## [Work to do]
Extract the records below word for word and ignore the images.

## [Recorded data]
- - - -
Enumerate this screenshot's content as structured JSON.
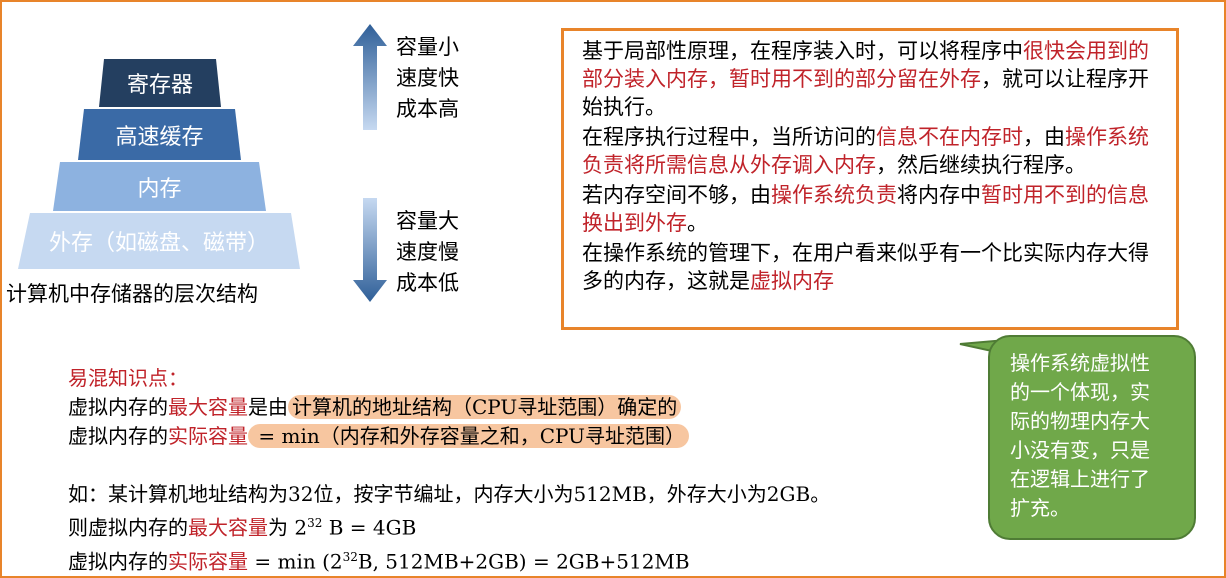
{
  "pyramid": {
    "tiers": [
      "寄存器",
      "高速缓存",
      "内存",
      "外存（如磁盘、磁带）"
    ],
    "caption": "计算机中存储器的层次结构"
  },
  "arrows": {
    "up_label": [
      "容量小",
      "速度快",
      "成本高"
    ],
    "down_label": [
      "容量大",
      "速度慢",
      "成本低"
    ]
  },
  "principle_box": {
    "p1": [
      "基于局部性原理，在程序装入时，可以将程序中",
      "很快会用到的部分装入内存，暂时用不到的部分留在外存",
      "，就可以让程序开始执行。"
    ],
    "p2": [
      "在程序执行过程中，当所访问的",
      "信息不在内存时",
      "，由",
      "操作系统负责将所需信息从外存调入内存",
      "，然后继续执行程序。"
    ],
    "p3": [
      "若内存空间不够，由",
      "操作系统负责",
      "将内存中",
      "暂时用不到的信息换出到外存",
      "。"
    ],
    "p4": [
      "在操作系统的管理下，在用户看来似乎有一个比实际内存大得多的内存，这就是",
      "虚拟内存"
    ]
  },
  "notes": {
    "title": "易混知识点：",
    "line1": [
      "虚拟内存的",
      "最大容量",
      "是由",
      "计算机的地址结构（CPU寻址范围）确定的"
    ],
    "line2": [
      "虚拟内存的",
      "实际容量",
      " = min（内存和外存容量之和，CPU寻址范围）"
    ],
    "line3": "如：某计算机地址结构为32位，按字节编址，内存大小为512MB，外存大小为2GB。",
    "line4": [
      "则虚拟内存的",
      "最大容量",
      "为 2",
      "32",
      " B = 4GB"
    ],
    "line5": [
      "虚拟内存的",
      "实际容量",
      " = min (2",
      "32",
      "B, 512MB+2GB) = 2GB+512MB"
    ]
  },
  "bubble": {
    "text": [
      "操作系统虚拟性",
      "的一个体现，实",
      "际的物理内存大",
      "小没有变，只是",
      "在逻辑上进行了",
      "扩充。"
    ]
  },
  "colors": {
    "accent_border": "#e8842a",
    "red_text": "#c0232a",
    "highlight": "#f7c6a0",
    "bubble_green": "#70a84a"
  }
}
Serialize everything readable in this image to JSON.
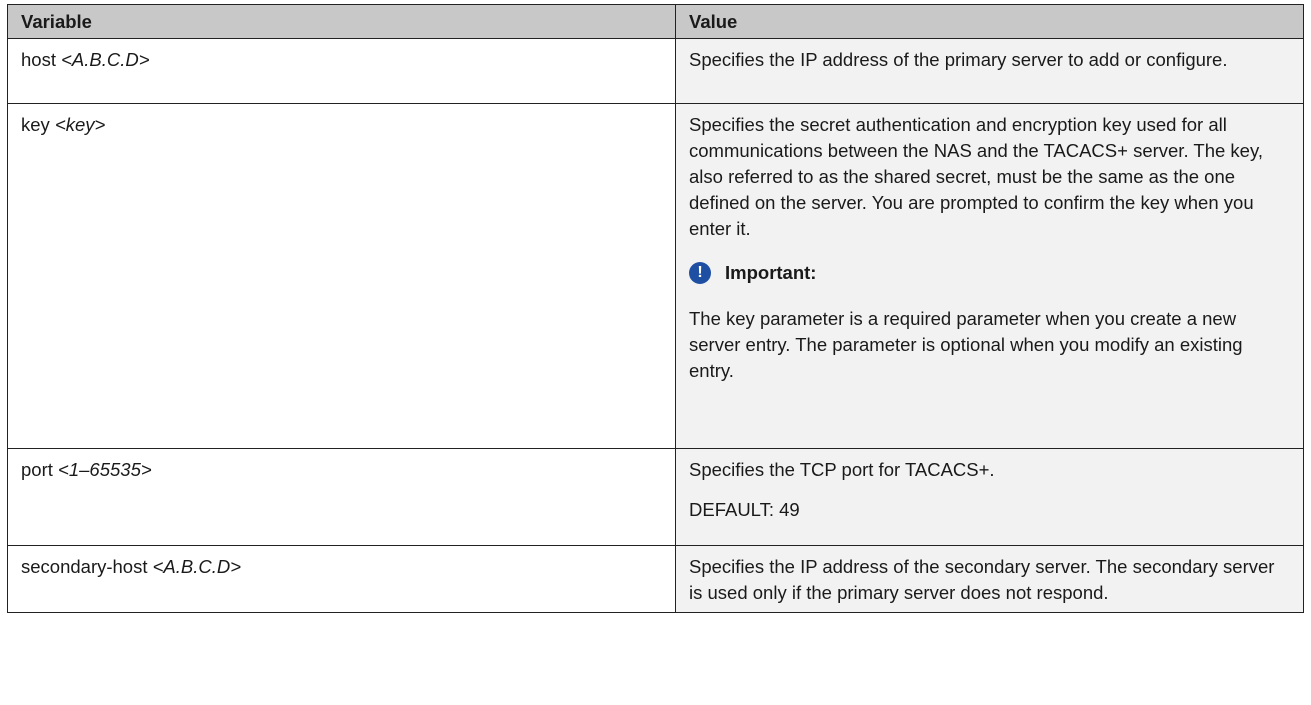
- - - -
## [Exercise result]
Enumerate this screenshot's content as structured JSON.
{
  "pyramid": {
    "tiers": [
      "寄存器",
      "高速缓存",
      "内存",
      "外存（如磁盘、磁带）"
    ],
    "caption": "计算机中存储器的层次结构"
  },
  "arrows": {
    "up_label": [
      "容量小",
      "速度快",
      "成本高"
    ],
    "down_label": [
      "容量大",
      "速度慢",
      "成本低"
    ]
  },
  "principle_box": {
    "p1": [
      "基于局部性原理，在程序装入时，可以将程序中",
      "很快会用到的部分装入内存，暂时用不到的部分留在外存",
      "，就可以让程序开始执行。"
    ],
    "p2": [
      "在程序执行过程中，当所访问的",
      "信息不在内存时",
      "，由",
      "操作系统负责将所需信息从外存调入内存",
      "，然后继续执行程序。"
    ],
    "p3": [
      "若内存空间不够，由",
      "操作系统负责",
      "将内存中",
      "暂时用不到的信息换出到外存",
      "。"
    ],
    "p4": [
      "在操作系统的管理下，在用户看来似乎有一个比实际内存大得多的内存，这就是",
      "虚拟内存"
    ]
  },
  "notes": {
    "title": "易混知识点：",
    "line1": [
      "虚拟内存的",
      "最大容量",
      "是由",
      "计算机的地址结构（CPU寻址范围）确定的"
    ],
    "line2": [
      "虚拟内存的",
      "实际容量",
      " = min（内存和外存容量之和，CPU寻址范围）"
    ],
    "line3": "如：某计算机地址结构为32位，按字节编址，内存大小为512MB，外存大小为2GB。",
    "line4": [
      "则虚拟内存的",
      "最大容量",
      "为 2",
      "32",
      " B = 4GB"
    ],
    "line5": [
      "虚拟内存的",
      "实际容量",
      " = min (2",
      "32",
      "B, 512MB+2GB) = 2GB+512MB"
    ]
  },
  "bubble": {
    "text": [
      "操作系统虚拟性",
      "的一个体现，实",
      "际的物理内存大",
      "小没有变，只是",
      "在逻辑上进行了",
      "扩充。"
    ]
  },
  "colors": {
    "accent_border": "#e8842a",
    "red_text": "#c0232a",
    "highlight": "#f7c6a0",
    "bubble_green": "#70a84a"
  }
}
Serialize everything readable in this image to JSON.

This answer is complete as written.